- GIVEN REQUEST: Determine the number of lines where "biểu" occurs and reply with that number by itself.

- RECORD EXCERPTS:
——————
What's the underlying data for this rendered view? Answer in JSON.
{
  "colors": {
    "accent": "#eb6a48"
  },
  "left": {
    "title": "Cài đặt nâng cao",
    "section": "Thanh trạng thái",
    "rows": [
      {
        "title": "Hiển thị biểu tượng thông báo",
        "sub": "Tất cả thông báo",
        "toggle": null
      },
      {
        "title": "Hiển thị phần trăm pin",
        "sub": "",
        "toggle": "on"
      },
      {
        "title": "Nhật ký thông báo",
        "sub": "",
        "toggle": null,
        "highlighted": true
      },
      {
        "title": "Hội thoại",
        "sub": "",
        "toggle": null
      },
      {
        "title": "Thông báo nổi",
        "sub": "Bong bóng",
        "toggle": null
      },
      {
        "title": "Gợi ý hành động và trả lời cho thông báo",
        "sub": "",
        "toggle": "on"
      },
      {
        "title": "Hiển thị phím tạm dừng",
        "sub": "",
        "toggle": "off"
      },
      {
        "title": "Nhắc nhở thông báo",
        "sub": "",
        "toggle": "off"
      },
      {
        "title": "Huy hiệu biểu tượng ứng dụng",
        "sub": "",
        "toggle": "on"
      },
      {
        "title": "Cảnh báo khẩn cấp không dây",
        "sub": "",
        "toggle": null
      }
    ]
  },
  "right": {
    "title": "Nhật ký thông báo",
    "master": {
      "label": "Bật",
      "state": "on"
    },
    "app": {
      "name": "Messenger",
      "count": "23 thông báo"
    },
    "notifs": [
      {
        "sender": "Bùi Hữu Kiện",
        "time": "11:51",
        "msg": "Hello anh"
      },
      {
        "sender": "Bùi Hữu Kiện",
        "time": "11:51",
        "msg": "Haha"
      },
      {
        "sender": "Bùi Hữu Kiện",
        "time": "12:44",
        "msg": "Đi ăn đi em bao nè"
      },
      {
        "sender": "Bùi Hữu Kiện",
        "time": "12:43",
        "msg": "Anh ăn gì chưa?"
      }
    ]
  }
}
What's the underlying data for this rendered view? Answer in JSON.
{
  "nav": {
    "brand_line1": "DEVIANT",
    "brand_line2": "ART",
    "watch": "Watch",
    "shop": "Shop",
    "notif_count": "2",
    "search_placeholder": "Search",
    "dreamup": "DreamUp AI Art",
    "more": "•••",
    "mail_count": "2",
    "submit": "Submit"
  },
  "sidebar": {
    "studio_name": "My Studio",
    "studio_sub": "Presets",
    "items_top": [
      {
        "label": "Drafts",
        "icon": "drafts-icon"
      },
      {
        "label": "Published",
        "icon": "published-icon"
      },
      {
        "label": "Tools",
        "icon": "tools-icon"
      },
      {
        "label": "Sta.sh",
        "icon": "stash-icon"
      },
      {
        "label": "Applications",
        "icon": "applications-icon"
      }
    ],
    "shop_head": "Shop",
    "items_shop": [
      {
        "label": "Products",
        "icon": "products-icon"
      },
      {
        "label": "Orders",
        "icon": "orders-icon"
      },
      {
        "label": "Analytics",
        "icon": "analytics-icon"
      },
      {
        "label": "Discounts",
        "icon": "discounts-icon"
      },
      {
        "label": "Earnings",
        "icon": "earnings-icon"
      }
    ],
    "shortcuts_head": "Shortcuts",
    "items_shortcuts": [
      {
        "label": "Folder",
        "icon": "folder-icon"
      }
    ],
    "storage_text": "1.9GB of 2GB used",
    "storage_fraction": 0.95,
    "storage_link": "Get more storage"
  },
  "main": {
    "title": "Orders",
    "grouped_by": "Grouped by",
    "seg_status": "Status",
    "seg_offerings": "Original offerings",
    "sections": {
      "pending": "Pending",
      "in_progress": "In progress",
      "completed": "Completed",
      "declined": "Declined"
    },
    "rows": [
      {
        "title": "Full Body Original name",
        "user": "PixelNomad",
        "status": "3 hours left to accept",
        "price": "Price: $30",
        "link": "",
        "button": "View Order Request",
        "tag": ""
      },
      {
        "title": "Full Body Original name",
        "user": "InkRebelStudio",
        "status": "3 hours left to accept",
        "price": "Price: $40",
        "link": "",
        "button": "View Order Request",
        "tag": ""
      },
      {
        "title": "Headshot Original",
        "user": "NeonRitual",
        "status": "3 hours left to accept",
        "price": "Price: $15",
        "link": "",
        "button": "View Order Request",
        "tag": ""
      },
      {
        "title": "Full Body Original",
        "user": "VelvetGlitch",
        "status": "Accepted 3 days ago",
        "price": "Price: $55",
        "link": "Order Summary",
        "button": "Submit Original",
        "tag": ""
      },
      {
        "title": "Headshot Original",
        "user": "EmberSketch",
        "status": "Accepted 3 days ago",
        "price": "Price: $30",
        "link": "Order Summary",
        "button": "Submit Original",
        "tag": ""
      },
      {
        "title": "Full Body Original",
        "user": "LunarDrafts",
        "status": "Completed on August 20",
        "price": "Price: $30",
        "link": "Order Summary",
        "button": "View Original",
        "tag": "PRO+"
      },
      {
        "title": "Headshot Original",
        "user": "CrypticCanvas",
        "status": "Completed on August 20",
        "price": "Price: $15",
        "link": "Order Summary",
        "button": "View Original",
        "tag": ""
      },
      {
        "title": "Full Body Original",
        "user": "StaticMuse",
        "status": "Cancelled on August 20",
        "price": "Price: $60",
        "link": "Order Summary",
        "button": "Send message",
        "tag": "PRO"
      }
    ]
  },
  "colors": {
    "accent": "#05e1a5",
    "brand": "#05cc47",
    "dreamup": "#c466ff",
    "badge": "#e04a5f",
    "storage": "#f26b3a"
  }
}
——————
- FINISHED EXERCISE: 2